___ Source records
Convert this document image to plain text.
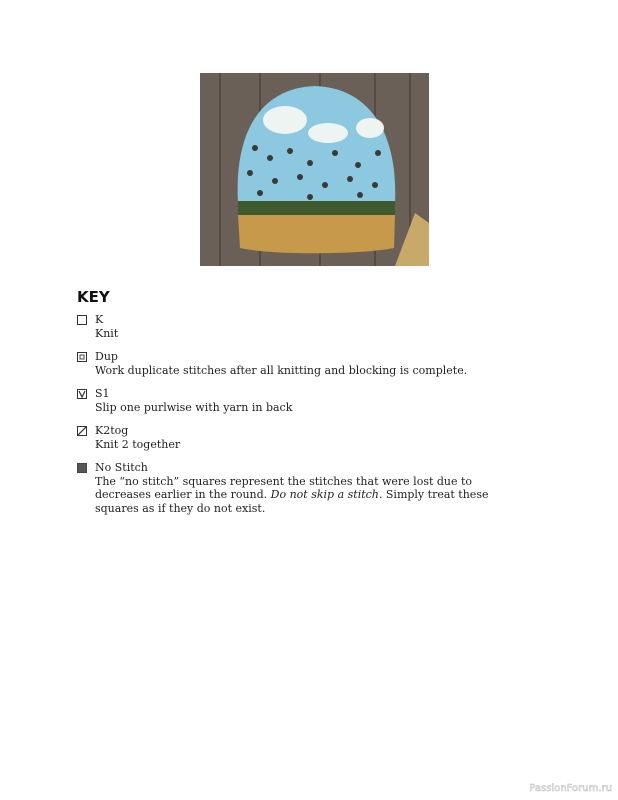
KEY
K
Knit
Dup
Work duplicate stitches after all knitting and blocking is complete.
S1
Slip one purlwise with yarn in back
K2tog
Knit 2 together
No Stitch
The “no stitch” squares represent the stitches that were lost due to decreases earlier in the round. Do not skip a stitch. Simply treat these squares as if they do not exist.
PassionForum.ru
______
Output the entries above exactly, without their pictures.

Convert this document image to plain text.
KEY
K
Knit
Dup
Work duplicate stitches after all knitting and blocking is complete.
S1
Slip one purlwise with yarn in back
K2tog
Knit 2 together
No Stitch
The “no stitch” squares represent the stitches that were lost due to decreases earlier in the round. Do not skip a stitch. Simply treat these squares as if they do not exist.
PassionForum.ru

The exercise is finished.